Required task – Type out every line below exactly as it reads.
• • • • • • •
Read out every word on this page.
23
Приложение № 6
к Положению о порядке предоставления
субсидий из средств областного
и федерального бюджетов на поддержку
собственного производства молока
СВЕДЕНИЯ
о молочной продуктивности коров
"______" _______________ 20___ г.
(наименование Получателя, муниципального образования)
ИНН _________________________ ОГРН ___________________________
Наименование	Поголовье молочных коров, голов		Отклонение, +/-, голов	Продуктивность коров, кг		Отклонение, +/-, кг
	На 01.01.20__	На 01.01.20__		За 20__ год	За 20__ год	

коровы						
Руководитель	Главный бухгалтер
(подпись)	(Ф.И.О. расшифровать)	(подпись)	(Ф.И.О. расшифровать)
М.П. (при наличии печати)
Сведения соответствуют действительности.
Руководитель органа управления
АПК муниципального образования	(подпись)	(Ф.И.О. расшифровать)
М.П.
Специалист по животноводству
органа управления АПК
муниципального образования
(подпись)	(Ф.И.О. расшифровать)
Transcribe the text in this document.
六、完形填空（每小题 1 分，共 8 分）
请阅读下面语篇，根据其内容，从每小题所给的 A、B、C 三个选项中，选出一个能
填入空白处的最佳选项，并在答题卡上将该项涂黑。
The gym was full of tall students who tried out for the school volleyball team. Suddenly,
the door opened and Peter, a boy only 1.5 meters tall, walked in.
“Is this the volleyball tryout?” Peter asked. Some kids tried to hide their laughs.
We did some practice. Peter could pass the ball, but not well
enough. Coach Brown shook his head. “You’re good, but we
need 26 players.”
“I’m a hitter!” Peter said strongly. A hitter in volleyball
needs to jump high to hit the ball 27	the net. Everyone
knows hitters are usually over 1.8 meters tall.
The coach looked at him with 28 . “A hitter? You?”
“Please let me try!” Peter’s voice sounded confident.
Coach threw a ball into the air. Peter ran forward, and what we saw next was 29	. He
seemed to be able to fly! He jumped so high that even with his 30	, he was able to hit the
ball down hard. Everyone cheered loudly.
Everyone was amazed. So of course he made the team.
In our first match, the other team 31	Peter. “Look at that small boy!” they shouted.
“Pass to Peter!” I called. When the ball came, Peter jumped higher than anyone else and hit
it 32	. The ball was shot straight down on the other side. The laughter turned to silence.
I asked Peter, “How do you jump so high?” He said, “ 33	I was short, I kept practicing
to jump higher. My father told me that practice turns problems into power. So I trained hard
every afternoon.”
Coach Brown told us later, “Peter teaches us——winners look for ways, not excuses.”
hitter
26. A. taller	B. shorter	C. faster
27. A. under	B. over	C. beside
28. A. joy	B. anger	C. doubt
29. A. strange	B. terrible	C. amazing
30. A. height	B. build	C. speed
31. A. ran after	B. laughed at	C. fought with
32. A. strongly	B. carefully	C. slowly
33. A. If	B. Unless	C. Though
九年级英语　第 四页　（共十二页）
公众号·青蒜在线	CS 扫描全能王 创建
• • • • • • •
Task output –
Read out every word on this page.
23
Приложение № 6
к Положению о порядке предоставления
субсидий из средств областного
и федерального бюджетов на поддержку
собственного производства молока
СВЕДЕНИЯ
о молочной продуктивности коров
"______" _______________ 20___ г.
(наименование Получателя, муниципального образования)
ИНН _________________________ ОГРН ___________________________
Наименование	Поголовье молочных коров, голов		Отклонение, +/-, голов	Продуктивность коров, кг		Отклонение, +/-, кг
	На 01.01.20__	На 01.01.20__		За 20__ год	За 20__ год	

коровы						
Руководитель	Главный бухгалтер
(подпись)	(Ф.И.О. расшифровать)	(подпись)	(Ф.И.О. расшифровать)
М.П. (при наличии печати)
Сведения соответствуют действительности.
Руководитель органа управления
АПК муниципального образования	(подпись)	(Ф.И.О. расшифровать)
М.П.
Специалист по животноводству
органа управления АПК
муниципального образования
(подпись)	(Ф.И.О. расшифровать)
Transcribe the text in this document.
六、完形填空（每小题 1 分，共 8 分）
请阅读下面语篇，根据其内容，从每小题所给的 A、B、C 三个选项中，选出一个能
填入空白处的最佳选项，并在答题卡上将该项涂黑。
The gym was full of tall students who tried out for the school volleyball team. Suddenly,
the door opened and Peter, a boy only 1.5 meters tall, walked in.
“Is this the volleyball tryout?” Peter asked. Some kids tried to hide their laughs.
We did some practice. Peter could pass the ball, but not well
enough. Coach Brown shook his head. “You’re good, but we
need 26 players.”
“I’m a hitter!” Peter said strongly. A hitter in volleyball
needs to jump high to hit the ball 27	the net. Everyone
knows hitters are usually over 1.8 meters tall.
The coach looked at him with 28 . “A hitter? You?”
“Please let me try!” Peter’s voice sounded confident.
Coach threw a ball into the air. Peter ran forward, and what we saw next was 29	. He
seemed to be able to fly! He jumped so high that even with his 30	, he was able to hit the
ball down hard. Everyone cheered loudly.
Everyone was amazed. So of course he made the team.
In our first match, the other team 31	Peter. “Look at that small boy!” they shouted.
“Pass to Peter!” I called. When the ball came, Peter jumped higher than anyone else and hit
it 32	. The ball was shot straight down on the other side. The laughter turned to silence.
I asked Peter, “How do you jump so high?” He said, “ 33	I was short, I kept practicing
to jump higher. My father told me that practice turns problems into power. So I trained hard
every afternoon.”
Coach Brown told us later, “Peter teaches us——winners look for ways, not excuses.”
hitter
26. A. taller	B. shorter	C. faster
27. A. under	B. over	C. beside
28. A. joy	B. anger	C. doubt
29. A. strange	B. terrible	C. amazing
30. A. height	B. build	C. speed
31. A. ran after	B. laughed at	C. fought with
32. A. strongly	B. carefully	C. slowly
33. A. If	B. Unless	C. Though
九年级英语　第 四页　（共十二页）
公众号·青蒜在线	CS 扫描全能王 创建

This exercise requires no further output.